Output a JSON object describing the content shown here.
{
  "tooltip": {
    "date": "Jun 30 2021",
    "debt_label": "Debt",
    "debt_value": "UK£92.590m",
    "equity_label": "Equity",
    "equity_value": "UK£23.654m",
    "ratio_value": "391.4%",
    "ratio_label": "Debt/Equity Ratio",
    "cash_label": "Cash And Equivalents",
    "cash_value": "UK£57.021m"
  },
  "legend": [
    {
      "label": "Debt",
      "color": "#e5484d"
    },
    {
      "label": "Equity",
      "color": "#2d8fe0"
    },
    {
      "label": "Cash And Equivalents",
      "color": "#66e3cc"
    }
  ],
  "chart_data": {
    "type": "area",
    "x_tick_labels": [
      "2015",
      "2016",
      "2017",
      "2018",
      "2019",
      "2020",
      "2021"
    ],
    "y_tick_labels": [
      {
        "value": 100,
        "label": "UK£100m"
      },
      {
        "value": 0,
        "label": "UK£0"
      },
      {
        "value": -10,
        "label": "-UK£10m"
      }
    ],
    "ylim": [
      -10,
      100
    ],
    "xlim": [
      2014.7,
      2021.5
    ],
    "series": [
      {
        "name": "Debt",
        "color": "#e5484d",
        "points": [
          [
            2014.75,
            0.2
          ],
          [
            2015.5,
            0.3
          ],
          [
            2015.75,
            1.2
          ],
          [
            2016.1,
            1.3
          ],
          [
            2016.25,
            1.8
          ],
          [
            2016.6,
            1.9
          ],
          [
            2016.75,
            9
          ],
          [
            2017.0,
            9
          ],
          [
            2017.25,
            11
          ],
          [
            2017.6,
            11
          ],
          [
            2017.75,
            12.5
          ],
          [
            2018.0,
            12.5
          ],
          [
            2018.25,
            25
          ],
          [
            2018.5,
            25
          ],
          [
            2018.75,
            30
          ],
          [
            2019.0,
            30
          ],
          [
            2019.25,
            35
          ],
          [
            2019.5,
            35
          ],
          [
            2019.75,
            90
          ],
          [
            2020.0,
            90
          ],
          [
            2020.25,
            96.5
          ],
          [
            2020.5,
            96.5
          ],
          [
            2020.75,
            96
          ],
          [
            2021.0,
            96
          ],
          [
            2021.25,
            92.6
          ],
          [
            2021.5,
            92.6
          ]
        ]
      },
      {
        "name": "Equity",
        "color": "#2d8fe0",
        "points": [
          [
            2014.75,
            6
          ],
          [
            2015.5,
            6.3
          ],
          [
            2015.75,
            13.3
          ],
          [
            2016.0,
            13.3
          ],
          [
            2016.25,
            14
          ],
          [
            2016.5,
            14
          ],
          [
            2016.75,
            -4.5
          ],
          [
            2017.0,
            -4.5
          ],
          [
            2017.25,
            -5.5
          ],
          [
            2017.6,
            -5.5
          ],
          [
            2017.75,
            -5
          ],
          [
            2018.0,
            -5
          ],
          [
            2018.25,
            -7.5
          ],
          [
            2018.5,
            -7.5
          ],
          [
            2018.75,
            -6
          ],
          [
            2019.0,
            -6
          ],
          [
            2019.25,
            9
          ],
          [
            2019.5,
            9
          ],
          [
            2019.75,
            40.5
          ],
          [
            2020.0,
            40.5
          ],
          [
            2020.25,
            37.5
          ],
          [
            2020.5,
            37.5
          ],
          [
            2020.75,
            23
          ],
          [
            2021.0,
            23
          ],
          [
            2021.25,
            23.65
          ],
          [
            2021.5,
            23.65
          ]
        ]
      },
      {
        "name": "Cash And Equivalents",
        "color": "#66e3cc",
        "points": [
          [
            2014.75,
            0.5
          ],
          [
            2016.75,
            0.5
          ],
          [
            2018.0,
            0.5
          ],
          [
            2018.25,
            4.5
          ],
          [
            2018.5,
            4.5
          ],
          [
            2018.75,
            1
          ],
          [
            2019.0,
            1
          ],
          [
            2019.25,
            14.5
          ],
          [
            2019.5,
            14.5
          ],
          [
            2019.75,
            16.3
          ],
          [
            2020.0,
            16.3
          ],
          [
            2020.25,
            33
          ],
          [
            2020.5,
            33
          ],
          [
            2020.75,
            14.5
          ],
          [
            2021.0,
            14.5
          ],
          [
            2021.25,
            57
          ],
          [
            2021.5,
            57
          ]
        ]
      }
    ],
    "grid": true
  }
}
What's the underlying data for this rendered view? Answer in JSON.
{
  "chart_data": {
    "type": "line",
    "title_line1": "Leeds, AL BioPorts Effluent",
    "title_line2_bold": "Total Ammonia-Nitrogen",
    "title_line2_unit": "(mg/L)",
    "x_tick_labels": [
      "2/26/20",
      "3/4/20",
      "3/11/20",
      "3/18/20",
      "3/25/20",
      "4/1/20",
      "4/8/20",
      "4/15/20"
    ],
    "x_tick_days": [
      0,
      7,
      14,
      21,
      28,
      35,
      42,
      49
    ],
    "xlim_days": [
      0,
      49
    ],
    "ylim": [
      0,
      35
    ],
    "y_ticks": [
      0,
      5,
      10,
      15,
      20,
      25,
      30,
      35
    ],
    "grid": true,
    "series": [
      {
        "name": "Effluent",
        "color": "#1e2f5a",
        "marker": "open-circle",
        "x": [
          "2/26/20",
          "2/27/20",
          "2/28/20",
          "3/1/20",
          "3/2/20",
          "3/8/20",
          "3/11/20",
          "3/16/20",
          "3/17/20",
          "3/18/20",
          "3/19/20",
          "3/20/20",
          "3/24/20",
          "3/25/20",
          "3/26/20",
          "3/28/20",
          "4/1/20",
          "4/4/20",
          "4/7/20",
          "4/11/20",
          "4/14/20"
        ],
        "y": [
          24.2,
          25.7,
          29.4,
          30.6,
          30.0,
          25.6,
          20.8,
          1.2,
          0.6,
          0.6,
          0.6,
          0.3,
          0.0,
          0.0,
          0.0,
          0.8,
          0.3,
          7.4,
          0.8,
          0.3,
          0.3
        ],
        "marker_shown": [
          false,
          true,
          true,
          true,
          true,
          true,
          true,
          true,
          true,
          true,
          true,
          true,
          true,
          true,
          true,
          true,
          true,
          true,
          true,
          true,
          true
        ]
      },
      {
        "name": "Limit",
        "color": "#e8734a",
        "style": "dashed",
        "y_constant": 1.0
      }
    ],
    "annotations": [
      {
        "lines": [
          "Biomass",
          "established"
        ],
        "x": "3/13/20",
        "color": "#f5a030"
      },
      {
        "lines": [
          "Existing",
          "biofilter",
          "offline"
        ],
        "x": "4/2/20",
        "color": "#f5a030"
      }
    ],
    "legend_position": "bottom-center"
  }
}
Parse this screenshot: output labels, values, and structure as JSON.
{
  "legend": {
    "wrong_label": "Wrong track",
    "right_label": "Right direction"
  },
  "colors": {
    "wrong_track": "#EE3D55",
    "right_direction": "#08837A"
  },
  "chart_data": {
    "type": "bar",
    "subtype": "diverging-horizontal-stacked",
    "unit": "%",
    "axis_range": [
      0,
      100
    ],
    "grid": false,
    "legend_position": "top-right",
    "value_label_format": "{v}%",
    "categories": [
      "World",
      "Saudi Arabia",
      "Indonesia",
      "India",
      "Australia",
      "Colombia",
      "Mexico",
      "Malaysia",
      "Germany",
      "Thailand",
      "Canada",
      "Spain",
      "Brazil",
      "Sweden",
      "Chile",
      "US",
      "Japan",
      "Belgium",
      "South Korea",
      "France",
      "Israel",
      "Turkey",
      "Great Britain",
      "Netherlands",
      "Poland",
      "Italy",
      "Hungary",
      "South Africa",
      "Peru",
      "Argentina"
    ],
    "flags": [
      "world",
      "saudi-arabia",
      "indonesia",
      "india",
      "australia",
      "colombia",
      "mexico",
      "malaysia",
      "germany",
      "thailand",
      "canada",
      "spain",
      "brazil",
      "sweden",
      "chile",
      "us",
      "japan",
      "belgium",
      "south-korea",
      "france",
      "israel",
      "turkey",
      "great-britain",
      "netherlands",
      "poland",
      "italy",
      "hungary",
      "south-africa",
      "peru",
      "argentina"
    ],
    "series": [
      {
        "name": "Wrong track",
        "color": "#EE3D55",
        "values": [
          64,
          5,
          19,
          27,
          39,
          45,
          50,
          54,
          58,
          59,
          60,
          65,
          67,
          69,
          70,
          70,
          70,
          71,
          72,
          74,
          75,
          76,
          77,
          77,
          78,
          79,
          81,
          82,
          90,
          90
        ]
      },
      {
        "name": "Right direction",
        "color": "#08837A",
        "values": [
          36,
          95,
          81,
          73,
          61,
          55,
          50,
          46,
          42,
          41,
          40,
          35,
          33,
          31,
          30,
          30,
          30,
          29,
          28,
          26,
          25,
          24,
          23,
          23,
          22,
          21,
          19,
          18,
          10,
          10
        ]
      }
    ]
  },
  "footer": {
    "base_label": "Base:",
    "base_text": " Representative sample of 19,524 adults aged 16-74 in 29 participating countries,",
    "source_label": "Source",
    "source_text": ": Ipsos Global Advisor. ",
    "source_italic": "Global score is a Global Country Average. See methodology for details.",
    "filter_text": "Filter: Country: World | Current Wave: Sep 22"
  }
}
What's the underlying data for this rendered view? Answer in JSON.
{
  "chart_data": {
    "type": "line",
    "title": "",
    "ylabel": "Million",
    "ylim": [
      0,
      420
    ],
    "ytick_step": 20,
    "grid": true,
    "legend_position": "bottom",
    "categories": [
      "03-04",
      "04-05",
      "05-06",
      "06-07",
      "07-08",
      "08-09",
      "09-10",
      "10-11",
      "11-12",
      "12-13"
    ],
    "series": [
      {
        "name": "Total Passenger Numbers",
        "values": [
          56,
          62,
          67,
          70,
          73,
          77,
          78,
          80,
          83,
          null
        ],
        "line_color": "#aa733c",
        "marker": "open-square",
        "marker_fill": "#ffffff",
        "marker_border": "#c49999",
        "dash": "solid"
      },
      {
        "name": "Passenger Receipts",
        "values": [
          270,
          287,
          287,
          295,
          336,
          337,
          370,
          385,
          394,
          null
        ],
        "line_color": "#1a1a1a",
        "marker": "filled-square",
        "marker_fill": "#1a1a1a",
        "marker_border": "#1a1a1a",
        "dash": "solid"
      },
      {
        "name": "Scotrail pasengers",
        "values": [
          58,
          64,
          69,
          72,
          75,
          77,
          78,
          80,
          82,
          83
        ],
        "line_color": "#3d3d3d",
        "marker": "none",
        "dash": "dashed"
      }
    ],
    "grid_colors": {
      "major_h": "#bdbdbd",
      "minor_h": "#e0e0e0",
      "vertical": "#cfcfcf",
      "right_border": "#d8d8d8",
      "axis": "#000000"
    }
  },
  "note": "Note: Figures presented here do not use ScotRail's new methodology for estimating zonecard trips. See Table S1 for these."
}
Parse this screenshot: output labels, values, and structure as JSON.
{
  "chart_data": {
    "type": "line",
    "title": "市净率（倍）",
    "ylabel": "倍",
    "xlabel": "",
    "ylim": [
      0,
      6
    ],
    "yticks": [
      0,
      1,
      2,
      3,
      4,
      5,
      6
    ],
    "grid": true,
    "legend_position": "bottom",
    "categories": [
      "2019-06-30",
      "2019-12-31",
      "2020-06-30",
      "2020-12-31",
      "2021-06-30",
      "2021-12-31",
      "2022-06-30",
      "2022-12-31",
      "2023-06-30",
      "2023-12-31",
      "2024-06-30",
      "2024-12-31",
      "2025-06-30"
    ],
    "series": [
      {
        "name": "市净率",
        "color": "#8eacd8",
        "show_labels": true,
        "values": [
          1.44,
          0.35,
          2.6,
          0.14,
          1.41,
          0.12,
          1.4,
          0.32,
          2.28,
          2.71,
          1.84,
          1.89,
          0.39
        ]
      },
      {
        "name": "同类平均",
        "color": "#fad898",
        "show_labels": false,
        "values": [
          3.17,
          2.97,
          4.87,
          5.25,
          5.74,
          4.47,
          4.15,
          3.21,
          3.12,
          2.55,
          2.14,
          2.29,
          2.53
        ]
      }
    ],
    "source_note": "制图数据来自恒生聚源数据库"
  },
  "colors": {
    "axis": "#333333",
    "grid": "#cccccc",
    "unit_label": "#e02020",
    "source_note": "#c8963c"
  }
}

- [Directive]: Work through the listing above and report how many lines include the string "methodology", with no other text.

- [Task answer]: 2